** Start of Listing **

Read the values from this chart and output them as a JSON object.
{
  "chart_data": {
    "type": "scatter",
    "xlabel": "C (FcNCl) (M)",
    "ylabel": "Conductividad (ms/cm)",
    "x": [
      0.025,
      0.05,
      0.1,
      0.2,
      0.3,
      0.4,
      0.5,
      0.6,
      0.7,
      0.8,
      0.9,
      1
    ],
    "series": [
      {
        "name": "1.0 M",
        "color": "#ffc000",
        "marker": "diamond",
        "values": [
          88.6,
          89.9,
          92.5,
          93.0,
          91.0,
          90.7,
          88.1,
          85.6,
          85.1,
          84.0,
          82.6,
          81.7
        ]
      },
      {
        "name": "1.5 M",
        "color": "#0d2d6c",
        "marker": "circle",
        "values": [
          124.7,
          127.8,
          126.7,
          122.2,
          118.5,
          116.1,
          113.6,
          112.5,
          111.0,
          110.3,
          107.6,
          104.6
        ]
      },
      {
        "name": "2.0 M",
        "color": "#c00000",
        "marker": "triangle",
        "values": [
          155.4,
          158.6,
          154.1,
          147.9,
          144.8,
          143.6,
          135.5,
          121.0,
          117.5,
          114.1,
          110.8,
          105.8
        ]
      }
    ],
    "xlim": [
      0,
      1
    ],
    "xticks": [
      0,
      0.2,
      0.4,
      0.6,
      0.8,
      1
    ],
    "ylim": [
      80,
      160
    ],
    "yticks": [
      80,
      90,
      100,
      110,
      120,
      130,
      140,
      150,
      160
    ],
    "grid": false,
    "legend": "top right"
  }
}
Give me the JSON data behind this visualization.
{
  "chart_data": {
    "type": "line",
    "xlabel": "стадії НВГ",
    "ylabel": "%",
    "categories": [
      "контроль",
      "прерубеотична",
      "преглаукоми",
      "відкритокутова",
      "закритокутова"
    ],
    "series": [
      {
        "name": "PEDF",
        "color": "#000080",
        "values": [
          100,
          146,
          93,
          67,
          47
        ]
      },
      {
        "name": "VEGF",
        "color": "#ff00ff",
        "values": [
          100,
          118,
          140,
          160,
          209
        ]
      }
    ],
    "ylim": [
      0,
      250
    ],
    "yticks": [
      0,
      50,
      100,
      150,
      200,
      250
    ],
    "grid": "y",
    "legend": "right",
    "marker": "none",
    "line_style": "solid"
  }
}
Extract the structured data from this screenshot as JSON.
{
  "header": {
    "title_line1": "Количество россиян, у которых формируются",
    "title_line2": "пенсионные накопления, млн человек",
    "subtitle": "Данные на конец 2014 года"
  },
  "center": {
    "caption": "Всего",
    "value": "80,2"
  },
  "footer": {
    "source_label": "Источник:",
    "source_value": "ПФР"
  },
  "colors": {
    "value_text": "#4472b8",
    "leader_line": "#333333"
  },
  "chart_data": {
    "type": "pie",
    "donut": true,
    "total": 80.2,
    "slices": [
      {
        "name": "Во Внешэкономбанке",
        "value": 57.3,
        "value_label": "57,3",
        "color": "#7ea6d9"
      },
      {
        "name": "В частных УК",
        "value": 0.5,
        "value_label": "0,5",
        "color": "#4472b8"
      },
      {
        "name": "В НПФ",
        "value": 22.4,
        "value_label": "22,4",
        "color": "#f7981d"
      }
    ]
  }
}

** End of Listing **

## [Do this]
Reproduce each entry above exactly, keeping every word.

## [Written answer]
Read the values from this chart and output them as a JSON object.
{
  "chart_data": {
    "type": "scatter",
    "xlabel": "C (FcNCl) (M)",
    "ylabel": "Conductividad (ms/cm)",
    "x": [
      0.025,
      0.05,
      0.1,
      0.2,
      0.3,
      0.4,
      0.5,
      0.6,
      0.7,
      0.8,
      0.9,
      1
    ],
    "series": [
      {
        "name": "1.0 M",
        "color": "#ffc000",
        "marker": "diamond",
        "values": [
          88.6,
          89.9,
          92.5,
          93.0,
          91.0,
          90.7,
          88.1,
          85.6,
          85.1,
          84.0,
          82.6,
          81.7
        ]
      },
      {
        "name": "1.5 M",
        "color": "#0d2d6c",
        "marker": "circle",
        "values": [
          124.7,
          127.8,
          126.7,
          122.2,
          118.5,
          116.1,
          113.6,
          112.5,
          111.0,
          110.3,
          107.6,
          104.6
        ]
      },
      {
        "name": "2.0 M",
        "color": "#c00000",
        "marker": "triangle",
        "values": [
          155.4,
          158.6,
          154.1,
          147.9,
          144.8,
          143.6,
          135.5,
          121.0,
          117.5,
          114.1,
          110.8,
          105.8
        ]
      }
    ],
    "xlim": [
      0,
      1
    ],
    "xticks": [
      0,
      0.2,
      0.4,
      0.6,
      0.8,
      1
    ],
    "ylim": [
      80,
      160
    ],
    "yticks": [
      80,
      90,
      100,
      110,
      120,
      130,
      140,
      150,
      160
    ],
    "grid": false,
    "legend": "top right"
  }
}
Give me the JSON data behind this visualization.
{
  "chart_data": {
    "type": "line",
    "xlabel": "стадії НВГ",
    "ylabel": "%",
    "categories": [
      "контроль",
      "прерубеотична",
      "преглаукоми",
      "відкритокутова",
      "закритокутова"
    ],
    "series": [
      {
        "name": "PEDF",
        "color": "#000080",
        "values": [
          100,
          146,
          93,
          67,
          47
        ]
      },
      {
        "name": "VEGF",
        "color": "#ff00ff",
        "values": [
          100,
          118,
          140,
          160,
          209
        ]
      }
    ],
    "ylim": [
      0,
      250
    ],
    "yticks": [
      0,
      50,
      100,
      150,
      200,
      250
    ],
    "grid": "y",
    "legend": "right",
    "marker": "none",
    "line_style": "solid"
  }
}
Extract the structured data from this screenshot as JSON.
{
  "header": {
    "title_line1": "Количество россиян, у которых формируются",
    "title_line2": "пенсионные накопления, млн человек",
    "subtitle": "Данные на конец 2014 года"
  },
  "center": {
    "caption": "Всего",
    "value": "80,2"
  },
  "footer": {
    "source_label": "Источник:",
    "source_value": "ПФР"
  },
  "colors": {
    "value_text": "#4472b8",
    "leader_line": "#333333"
  },
  "chart_data": {
    "type": "pie",
    "donut": true,
    "total": 80.2,
    "slices": [
      {
        "name": "Во Внешэкономбанке",
        "value": 57.3,
        "value_label": "57,3",
        "color": "#7ea6d9"
      },
      {
        "name": "В частных УК",
        "value": 0.5,
        "value_label": "0,5",
        "color": "#4472b8"
      },
      {
        "name": "В НПФ",
        "value": 22.4,
        "value_label": "22,4",
        "color": "#f7981d"
      }
    ]
  }
}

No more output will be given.